[Coordinate annotation items]

>> BEGIN

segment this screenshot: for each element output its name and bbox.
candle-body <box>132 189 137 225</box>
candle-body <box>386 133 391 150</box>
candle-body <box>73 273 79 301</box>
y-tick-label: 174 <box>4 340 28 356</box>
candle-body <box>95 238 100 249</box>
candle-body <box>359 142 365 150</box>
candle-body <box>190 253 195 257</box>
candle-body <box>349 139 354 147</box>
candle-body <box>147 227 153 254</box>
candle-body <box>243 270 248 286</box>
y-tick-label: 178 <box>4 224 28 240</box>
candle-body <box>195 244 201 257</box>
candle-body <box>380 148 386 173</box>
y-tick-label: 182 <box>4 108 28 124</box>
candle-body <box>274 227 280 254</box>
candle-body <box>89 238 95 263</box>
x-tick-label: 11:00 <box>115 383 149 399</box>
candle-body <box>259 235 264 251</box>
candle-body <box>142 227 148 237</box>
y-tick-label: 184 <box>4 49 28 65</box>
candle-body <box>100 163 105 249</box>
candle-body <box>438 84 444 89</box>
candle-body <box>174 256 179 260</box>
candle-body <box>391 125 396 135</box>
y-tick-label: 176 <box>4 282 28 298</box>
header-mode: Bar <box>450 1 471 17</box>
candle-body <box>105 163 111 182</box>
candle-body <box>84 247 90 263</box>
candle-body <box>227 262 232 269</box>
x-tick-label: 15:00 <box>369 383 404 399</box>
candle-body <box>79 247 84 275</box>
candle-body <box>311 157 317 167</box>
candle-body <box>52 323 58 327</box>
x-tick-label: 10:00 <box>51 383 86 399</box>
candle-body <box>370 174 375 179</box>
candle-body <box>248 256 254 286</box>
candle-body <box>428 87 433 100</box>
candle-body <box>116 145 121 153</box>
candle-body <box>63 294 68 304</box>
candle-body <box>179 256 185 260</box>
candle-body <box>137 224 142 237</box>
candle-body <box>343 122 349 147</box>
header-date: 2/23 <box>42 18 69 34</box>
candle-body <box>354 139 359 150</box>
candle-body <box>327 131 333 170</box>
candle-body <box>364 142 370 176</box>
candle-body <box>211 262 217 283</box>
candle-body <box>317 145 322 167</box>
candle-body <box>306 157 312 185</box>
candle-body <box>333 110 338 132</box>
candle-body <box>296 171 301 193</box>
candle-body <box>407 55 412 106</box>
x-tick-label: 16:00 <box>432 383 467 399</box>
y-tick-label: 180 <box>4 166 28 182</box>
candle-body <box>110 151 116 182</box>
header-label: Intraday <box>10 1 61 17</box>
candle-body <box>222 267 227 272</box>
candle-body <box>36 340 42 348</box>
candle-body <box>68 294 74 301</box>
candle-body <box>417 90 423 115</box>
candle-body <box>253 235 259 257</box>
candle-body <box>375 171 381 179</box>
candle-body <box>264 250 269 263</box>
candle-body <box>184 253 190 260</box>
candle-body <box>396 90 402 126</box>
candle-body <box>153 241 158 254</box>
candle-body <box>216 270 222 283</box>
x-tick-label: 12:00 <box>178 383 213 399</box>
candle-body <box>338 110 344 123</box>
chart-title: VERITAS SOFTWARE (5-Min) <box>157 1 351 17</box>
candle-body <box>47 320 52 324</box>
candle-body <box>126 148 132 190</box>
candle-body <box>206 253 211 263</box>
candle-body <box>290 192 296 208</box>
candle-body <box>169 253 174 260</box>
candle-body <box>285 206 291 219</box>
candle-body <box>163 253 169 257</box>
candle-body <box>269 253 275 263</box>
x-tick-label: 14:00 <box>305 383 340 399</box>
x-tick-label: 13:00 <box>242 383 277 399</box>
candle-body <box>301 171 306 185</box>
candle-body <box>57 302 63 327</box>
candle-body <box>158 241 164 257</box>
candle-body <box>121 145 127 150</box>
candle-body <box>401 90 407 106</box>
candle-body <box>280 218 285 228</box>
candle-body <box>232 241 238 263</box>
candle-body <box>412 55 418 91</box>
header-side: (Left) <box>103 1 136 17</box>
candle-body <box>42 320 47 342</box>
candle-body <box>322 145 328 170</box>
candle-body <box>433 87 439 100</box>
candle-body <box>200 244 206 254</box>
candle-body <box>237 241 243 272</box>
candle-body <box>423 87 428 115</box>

>> END

[Written problem] Present every line of the items above as a Markdown table with two columns, Row and Line, numbering each row in order and leaving out any blank lines.

[Response below]
| Row | Line |
|---|---|
| 1 | segment this screenshot: for each element output its name and bbox. |
| 2 | candle-body <box>132 189 137 225</box> |
| 3 | candle-body <box>386 133 391 150</box> |
| 4 | candle-body <box>73 273 79 301</box> |
| 5 | y-tick-label: 174 <box>4 340 28 356</box> |
| 6 | candle-body <box>95 238 100 249</box> |
| 7 | candle-body <box>359 142 365 150</box> |
| 8 | candle-body <box>190 253 195 257</box> |
| 9 | candle-body <box>349 139 354 147</box> |
| 10 | candle-body <box>147 227 153 254</box> |
| 11 | candle-body <box>243 270 248 286</box> |
| 12 | y-tick-label: 178 <box>4 224 28 240</box> |
| 13 | candle-body <box>195 244 201 257</box> |
| 14 | candle-body <box>380 148 386 173</box> |
| 15 | y-tick-label: 182 <box>4 108 28 124</box> |
| 16 | candle-body <box>274 227 280 254</box> |
| 17 | candle-body <box>89 238 95 263</box> |
| 18 | x-tick-label: 11:00 <box>115 383 149 399</box> |
| 19 | candle-body <box>259 235 264 251</box> |
| 20 | candle-body <box>142 227 148 237</box> |
| 21 | y-tick-label: 184 <box>4 49 28 65</box> |
| 22 | candle-body <box>100 163 105 249</box> |
| 23 | candle-body <box>438 84 444 89</box> |
| 24 | candle-body <box>174 256 179 260</box> |
| 25 | candle-body <box>391 125 396 135</box> |
| 26 | y-tick-label: 176 <box>4 282 28 298</box> |
| 27 | header-mode: Bar <box>450 1 471 17</box> |
| 28 | candle-body <box>105 163 111 182</box> |
| 29 | candle-body <box>84 247 90 263</box> |
| 30 | candle-body <box>227 262 232 269</box> |
| 31 | x-tick-label: 15:00 <box>369 383 404 399</box> |
| 32 | candle-body <box>79 247 84 275</box> |
| 33 | candle-body <box>311 157 317 167</box> |
| 34 | candle-body <box>52 323 58 327</box> |
| 35 | x-tick-label: 10:00 <box>51 383 86 399</box> |
| 36 | candle-body <box>370 174 375 179</box> |
| 37 | candle-body <box>248 256 254 286</box> |
| 38 | candle-body <box>428 87 433 100</box> |
| 39 | candle-body <box>116 145 121 153</box> |
| 40 | candle-body <box>63 294 68 304</box> |
| 41 | candle-body <box>179 256 185 260</box> |
| 42 | candle-body <box>137 224 142 237</box> |
| 43 | candle-body <box>343 122 349 147</box> |
| 44 | header-date: 2/23 <box>42 18 69 34</box> |
| 45 | candle-body <box>354 139 359 150</box> |
| 46 | candle-body <box>327 131 333 170</box> |
| 47 | candle-body <box>364 142 370 176</box> |
| 48 | candle-body <box>211 262 217 283</box> |
| 49 | candle-body <box>317 145 322 167</box> |
| 50 | candle-body <box>306 157 312 185</box> |
| 51 | candle-body <box>333 110 338 132</box> |
| 52 | candle-body <box>296 171 301 193</box> |
| 53 | candle-body <box>407 55 412 106</box> |
| 54 | x-tick-label: 16:00 <box>432 383 467 399</box> |
| 55 | y-tick-label: 180 <box>4 166 28 182</box> |
| 56 | candle-body <box>110 151 116 182</box> |
| 57 | header-label: Intraday <box>10 1 61 17</box> |
| 58 | candle-body <box>222 267 227 272</box> |
| 59 | candle-body <box>36 340 42 348</box> |
| 60 | candle-body <box>68 294 74 301</box> |
| 61 | candle-body <box>417 90 423 115</box> |
| 62 | candle-body <box>253 235 259 257</box> |
| 63 | candle-body <box>375 171 381 179</box> |
| 64 | candle-body <box>264 250 269 263</box> |
| 65 | candle-body <box>184 253 190 260</box> |
| 66 | candle-body <box>396 90 402 126</box> |
| 67 | candle-body <box>153 241 158 254</box> |
| 68 | candle-body <box>216 270 222 283</box> |
| 69 | x-tick-label: 12:00 <box>178 383 213 399</box> |
| 70 | candle-body <box>338 110 344 123</box> |
| 71 | chart-title: VERITAS SOFTWARE (5-Min) <box>157 1 351 17</box> |
| 72 | candle-body <box>47 320 52 324</box> |
| 73 | candle-body <box>126 148 132 190</box> |
| 74 | candle-body <box>206 253 211 263</box> |
| 75 | candle-body <box>290 192 296 208</box> |
| 76 | candle-body <box>169 253 174 260</box> |
| 77 | candle-body <box>285 206 291 219</box> |
| 78 | candle-body <box>163 253 169 257</box> |
| 79 | candle-body <box>269 253 275 263</box> |
| 80 | x-tick-label: 14:00 <box>305 383 340 399</box> |
| 81 | x-tick-label: 13:00 <box>242 383 277 399</box> |
| 82 | candle-body <box>301 171 306 185</box> |
| 83 | candle-body <box>57 302 63 327</box> |
| 84 | candle-body <box>158 241 164 257</box> |
| 85 | candle-body <box>121 145 127 150</box> |
| 86 | candle-body <box>401 90 407 106</box> |
| 87 | candle-body <box>280 218 285 228</box> |
| 88 | candle-body <box>232 241 238 263</box> |
| 89 | candle-body <box>412 55 418 91</box> |
| 90 | header-side: (Left) <box>103 1 136 17</box> |
| 91 | candle-body <box>42 320 47 342</box> |
| 92 | candle-body <box>322 145 328 170</box> |
| 93 | candle-body <box>433 87 439 100</box> |
| 94 | candle-body <box>200 244 206 254</box> |
| 95 | candle-body <box>237 241 243 272</box> |
| 96 | candle-body <box>423 87 428 115</box> |